§ **Written request**:
Reproduce the material from its first line through the line containing "cell-major: 软件工程 xyxy=(449,166,623,199)", changing every occurrence of "cell-teacher" to "cell-instructor" and leaving everything else as it is. Give only those lines.

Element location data

= = =

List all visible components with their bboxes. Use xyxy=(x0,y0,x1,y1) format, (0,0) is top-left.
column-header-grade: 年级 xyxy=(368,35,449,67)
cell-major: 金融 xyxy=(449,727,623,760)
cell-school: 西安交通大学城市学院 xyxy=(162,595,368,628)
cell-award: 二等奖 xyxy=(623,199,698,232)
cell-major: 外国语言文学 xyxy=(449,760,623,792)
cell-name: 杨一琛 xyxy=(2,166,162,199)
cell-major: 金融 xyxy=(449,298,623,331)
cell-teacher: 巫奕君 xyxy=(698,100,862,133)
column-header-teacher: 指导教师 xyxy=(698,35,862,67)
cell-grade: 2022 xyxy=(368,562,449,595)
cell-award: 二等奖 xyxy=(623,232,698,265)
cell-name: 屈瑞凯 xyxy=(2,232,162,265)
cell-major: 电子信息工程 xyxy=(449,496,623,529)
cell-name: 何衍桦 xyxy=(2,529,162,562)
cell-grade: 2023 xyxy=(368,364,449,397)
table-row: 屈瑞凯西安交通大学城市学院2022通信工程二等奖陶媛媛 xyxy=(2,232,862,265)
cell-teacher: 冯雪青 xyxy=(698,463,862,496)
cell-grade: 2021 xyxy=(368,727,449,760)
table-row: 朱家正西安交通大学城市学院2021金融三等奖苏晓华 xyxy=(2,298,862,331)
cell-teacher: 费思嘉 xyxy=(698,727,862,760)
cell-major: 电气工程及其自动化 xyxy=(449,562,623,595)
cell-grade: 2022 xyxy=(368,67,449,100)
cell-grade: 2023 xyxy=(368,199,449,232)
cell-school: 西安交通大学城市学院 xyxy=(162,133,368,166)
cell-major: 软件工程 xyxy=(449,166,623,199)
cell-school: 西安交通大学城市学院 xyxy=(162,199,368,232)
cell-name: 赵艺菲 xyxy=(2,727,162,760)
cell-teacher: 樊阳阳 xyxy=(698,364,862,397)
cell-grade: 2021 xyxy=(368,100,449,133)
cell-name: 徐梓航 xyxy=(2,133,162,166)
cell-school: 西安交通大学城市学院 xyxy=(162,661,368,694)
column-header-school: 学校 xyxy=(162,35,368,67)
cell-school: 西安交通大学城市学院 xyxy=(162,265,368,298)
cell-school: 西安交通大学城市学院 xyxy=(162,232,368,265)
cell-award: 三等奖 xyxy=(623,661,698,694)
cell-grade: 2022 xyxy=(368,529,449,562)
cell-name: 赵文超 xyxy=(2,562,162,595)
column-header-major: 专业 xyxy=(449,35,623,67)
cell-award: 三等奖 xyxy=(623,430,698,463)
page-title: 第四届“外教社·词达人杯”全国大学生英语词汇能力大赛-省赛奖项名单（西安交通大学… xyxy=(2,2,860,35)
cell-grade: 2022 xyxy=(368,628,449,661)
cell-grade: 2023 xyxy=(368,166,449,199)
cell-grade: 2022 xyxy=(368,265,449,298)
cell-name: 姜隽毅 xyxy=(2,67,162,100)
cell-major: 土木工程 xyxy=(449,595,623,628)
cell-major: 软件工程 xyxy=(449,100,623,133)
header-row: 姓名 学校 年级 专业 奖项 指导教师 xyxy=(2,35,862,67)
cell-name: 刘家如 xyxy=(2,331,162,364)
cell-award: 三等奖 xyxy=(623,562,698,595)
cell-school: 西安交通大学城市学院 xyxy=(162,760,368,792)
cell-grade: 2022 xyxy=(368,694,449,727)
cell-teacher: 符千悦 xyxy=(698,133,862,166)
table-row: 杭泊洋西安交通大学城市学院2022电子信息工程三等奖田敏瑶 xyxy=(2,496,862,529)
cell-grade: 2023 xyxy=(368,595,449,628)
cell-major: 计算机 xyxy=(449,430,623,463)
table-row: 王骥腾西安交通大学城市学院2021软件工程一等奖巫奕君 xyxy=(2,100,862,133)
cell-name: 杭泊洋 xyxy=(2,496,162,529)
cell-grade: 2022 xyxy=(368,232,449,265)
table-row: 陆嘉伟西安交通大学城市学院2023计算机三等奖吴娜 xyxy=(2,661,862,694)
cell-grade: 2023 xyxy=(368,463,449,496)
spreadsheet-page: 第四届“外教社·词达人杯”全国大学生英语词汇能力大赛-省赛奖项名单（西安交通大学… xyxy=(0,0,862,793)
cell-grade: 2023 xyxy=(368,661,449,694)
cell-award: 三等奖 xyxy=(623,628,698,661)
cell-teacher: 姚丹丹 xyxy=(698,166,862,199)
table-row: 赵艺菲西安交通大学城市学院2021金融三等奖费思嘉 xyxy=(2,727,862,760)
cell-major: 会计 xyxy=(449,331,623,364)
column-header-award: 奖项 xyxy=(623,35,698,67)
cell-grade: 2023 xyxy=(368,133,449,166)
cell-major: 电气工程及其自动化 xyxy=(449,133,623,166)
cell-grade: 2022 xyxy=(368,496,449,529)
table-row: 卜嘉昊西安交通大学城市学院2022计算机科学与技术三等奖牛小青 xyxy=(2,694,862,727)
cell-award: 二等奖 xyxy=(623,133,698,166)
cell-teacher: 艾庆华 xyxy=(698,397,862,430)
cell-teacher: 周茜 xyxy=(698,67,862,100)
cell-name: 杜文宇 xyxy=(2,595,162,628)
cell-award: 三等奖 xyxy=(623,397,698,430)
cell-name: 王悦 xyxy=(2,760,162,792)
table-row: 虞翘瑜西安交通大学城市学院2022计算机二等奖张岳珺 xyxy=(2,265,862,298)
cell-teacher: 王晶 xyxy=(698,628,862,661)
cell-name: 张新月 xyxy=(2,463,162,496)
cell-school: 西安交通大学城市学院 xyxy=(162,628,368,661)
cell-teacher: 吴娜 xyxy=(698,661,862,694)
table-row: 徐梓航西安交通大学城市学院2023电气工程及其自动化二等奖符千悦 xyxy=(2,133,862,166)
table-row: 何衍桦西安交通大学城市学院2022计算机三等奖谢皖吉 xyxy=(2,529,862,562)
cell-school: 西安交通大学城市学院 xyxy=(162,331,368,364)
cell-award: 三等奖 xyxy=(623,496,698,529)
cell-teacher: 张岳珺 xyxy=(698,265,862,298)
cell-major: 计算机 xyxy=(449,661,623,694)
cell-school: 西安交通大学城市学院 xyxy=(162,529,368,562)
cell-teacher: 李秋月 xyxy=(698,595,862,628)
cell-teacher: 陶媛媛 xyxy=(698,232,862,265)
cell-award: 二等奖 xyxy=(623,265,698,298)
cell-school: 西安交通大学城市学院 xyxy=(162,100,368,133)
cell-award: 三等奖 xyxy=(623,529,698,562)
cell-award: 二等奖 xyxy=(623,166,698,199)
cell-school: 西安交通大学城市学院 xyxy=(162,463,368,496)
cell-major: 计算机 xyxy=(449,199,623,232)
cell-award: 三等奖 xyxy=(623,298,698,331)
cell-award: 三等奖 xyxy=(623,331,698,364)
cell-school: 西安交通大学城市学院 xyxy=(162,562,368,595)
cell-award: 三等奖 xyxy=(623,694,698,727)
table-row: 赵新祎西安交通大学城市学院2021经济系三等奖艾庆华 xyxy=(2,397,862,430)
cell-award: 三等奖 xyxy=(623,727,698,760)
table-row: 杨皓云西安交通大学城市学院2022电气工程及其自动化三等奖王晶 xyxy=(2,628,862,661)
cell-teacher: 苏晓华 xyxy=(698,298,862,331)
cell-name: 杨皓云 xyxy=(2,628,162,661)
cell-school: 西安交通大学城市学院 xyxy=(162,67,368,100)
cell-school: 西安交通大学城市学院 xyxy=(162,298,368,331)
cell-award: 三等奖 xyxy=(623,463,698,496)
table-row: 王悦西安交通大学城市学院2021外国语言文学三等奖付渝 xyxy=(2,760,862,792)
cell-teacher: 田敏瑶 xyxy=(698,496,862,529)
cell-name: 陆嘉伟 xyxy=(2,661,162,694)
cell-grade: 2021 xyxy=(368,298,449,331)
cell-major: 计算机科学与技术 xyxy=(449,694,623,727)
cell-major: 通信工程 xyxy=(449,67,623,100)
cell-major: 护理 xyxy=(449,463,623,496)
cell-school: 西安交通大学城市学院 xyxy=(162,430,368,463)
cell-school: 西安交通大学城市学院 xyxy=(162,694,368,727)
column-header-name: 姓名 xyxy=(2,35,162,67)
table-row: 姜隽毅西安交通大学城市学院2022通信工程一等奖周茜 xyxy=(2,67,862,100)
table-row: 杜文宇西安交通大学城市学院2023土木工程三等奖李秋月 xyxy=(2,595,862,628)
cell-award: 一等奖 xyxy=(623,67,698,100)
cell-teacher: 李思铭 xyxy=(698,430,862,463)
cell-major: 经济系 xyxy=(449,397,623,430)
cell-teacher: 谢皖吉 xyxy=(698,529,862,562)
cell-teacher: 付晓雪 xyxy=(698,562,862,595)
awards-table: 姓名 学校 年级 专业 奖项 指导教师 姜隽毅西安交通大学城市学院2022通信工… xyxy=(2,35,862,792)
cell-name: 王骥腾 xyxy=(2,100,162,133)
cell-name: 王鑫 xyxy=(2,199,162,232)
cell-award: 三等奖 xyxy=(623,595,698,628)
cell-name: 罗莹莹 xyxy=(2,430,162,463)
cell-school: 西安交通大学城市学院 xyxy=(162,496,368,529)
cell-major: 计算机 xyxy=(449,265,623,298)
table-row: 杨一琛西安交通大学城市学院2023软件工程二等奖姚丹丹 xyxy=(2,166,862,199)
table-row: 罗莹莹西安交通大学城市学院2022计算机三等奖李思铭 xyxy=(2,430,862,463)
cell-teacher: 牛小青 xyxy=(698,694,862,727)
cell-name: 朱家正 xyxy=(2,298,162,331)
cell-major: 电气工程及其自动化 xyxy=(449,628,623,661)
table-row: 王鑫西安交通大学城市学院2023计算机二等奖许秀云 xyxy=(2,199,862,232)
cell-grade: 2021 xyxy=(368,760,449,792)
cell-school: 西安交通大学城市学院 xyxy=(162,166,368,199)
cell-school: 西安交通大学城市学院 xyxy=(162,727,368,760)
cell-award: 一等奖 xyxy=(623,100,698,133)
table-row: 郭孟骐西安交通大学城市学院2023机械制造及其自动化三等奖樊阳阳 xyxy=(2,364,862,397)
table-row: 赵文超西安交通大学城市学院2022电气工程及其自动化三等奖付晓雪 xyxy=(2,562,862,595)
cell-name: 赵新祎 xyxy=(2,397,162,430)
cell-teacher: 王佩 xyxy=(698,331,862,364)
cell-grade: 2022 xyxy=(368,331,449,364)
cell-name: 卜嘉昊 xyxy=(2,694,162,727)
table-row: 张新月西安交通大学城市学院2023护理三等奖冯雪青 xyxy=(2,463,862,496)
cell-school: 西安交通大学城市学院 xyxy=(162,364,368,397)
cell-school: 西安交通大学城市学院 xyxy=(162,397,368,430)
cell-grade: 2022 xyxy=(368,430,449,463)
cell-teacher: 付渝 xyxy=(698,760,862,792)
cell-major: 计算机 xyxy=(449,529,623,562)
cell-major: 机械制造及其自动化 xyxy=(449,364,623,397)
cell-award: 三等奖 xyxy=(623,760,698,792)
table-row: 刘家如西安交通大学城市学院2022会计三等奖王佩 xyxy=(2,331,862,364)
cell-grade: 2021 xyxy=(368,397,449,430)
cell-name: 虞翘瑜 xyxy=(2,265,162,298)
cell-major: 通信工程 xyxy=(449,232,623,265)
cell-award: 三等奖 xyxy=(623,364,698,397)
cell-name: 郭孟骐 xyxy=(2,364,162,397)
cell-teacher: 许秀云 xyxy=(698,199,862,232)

= = =

§ **Completed exercise**:
List all visible components with their bboxes. Use xyxy=(x0,y0,x1,y1) format, (0,0) is top-left.
column-header-grade: 年级 xyxy=(368,35,449,67)
cell-major: 金融 xyxy=(449,727,623,760)
cell-school: 西安交通大学城市学院 xyxy=(162,595,368,628)
cell-award: 二等奖 xyxy=(623,199,698,232)
cell-major: 外国语言文学 xyxy=(449,760,623,792)
cell-name: 杨一琛 xyxy=(2,166,162,199)
cell-major: 金融 xyxy=(449,298,623,331)
cell-instructor: 巫奕君 xyxy=(698,100,862,133)
column-header-teacher: 指导教师 xyxy=(698,35,862,67)
cell-grade: 2022 xyxy=(368,562,449,595)
cell-award: 二等奖 xyxy=(623,232,698,265)
cell-name: 屈瑞凯 xyxy=(2,232,162,265)
cell-major: 电子信息工程 xyxy=(449,496,623,529)
cell-name: 何衍桦 xyxy=(2,529,162,562)
cell-grade: 2023 xyxy=(368,364,449,397)
table-row: 屈瑞凯西安交通大学城市学院2022通信工程二等奖陶媛媛 xyxy=(2,232,862,265)
cell-instructor: 冯雪青 xyxy=(698,463,862,496)
cell-grade: 2021 xyxy=(368,727,449,760)
table-row: 朱家正西安交通大学城市学院2021金融三等奖苏晓华 xyxy=(2,298,862,331)
cell-instructor: 费思嘉 xyxy=(698,727,862,760)
cell-major: 电气工程及其自动化 xyxy=(449,562,623,595)
cell-grade: 2022 xyxy=(368,67,449,100)
cell-grade: 2023 xyxy=(368,199,449,232)
cell-school: 西安交通大学城市学院 xyxy=(162,133,368,166)
cell-major: 软件工程 xyxy=(449,166,623,199)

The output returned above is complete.